### Exercise task
Identify the lines that include the word "points", then copy all of them.

### Record list
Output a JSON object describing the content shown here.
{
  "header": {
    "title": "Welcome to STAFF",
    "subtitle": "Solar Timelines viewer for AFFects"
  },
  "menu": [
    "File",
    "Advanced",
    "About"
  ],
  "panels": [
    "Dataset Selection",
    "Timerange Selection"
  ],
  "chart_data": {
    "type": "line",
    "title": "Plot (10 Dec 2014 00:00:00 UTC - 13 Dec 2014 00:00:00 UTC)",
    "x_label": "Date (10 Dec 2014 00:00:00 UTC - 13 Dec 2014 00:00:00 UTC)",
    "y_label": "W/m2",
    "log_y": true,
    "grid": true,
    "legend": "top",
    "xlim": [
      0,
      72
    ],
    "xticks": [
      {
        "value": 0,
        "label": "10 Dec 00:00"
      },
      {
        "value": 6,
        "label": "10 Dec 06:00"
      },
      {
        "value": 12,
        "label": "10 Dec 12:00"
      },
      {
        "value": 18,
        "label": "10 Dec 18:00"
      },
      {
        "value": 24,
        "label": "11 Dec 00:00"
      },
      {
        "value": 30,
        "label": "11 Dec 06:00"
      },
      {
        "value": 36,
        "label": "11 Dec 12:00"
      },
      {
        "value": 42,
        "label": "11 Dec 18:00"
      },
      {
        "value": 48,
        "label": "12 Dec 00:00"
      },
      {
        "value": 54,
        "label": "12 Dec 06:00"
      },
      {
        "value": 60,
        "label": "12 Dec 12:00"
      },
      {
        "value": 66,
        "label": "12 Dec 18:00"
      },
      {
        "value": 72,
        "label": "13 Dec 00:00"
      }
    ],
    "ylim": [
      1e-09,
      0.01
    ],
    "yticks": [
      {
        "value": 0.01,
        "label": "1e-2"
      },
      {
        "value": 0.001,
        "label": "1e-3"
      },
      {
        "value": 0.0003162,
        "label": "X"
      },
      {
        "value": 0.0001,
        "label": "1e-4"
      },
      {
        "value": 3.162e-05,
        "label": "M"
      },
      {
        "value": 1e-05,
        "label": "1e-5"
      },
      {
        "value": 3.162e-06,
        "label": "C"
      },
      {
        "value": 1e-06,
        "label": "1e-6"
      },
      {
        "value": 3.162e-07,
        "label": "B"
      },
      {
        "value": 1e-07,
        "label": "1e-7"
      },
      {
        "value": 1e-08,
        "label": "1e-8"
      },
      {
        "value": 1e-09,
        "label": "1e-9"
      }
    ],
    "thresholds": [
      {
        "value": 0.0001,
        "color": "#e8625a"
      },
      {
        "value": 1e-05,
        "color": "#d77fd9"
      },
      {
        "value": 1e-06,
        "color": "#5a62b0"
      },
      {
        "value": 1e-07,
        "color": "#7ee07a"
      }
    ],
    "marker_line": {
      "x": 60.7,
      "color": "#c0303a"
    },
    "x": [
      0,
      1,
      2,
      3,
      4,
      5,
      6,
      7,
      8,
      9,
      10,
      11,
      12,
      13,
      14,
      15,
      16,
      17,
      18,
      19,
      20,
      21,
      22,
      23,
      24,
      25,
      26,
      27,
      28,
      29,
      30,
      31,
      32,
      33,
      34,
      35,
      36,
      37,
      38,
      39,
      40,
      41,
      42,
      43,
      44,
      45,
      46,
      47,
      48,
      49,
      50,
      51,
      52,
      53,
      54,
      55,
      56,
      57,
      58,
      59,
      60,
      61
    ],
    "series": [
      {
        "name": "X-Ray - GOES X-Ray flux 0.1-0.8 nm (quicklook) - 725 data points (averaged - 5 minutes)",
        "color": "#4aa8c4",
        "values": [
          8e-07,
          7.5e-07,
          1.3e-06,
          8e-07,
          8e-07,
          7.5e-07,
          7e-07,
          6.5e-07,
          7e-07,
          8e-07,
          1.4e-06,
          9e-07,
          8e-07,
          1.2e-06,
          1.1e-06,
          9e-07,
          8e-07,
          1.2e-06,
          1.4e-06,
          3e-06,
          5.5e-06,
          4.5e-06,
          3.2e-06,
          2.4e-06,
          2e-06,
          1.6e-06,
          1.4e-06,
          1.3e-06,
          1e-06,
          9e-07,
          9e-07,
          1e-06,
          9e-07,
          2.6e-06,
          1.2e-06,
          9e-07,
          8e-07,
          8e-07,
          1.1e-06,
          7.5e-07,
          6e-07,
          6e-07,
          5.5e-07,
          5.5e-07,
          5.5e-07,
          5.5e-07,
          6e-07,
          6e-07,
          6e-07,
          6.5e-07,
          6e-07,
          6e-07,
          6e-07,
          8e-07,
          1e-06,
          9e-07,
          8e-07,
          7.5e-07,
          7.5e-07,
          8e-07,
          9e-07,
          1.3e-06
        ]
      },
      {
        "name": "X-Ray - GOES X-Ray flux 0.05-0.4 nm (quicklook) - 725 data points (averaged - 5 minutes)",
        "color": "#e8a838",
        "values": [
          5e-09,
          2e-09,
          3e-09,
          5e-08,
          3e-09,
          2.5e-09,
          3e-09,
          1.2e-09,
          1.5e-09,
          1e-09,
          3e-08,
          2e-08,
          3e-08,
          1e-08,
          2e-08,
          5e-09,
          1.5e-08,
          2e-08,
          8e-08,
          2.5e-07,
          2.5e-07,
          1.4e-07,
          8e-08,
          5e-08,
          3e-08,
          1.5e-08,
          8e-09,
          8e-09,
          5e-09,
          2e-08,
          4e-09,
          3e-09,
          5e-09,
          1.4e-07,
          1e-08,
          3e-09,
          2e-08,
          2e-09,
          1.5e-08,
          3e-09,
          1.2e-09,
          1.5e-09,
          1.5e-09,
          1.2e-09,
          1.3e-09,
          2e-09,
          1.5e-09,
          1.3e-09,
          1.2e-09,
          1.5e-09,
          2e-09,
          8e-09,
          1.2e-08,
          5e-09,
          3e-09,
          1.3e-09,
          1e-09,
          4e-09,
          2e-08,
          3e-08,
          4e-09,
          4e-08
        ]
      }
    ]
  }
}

### Exercise output
        "name": "X-Ray - GOES X-Ray flux 0.1-0.8 nm (quicklook) - 725 data points (averaged - 5 minutes)",
        "name": "X-Ray - GOES X-Ray flux 0.05-0.4 nm (quicklook) - 725 data points (averaged - 5 minutes)",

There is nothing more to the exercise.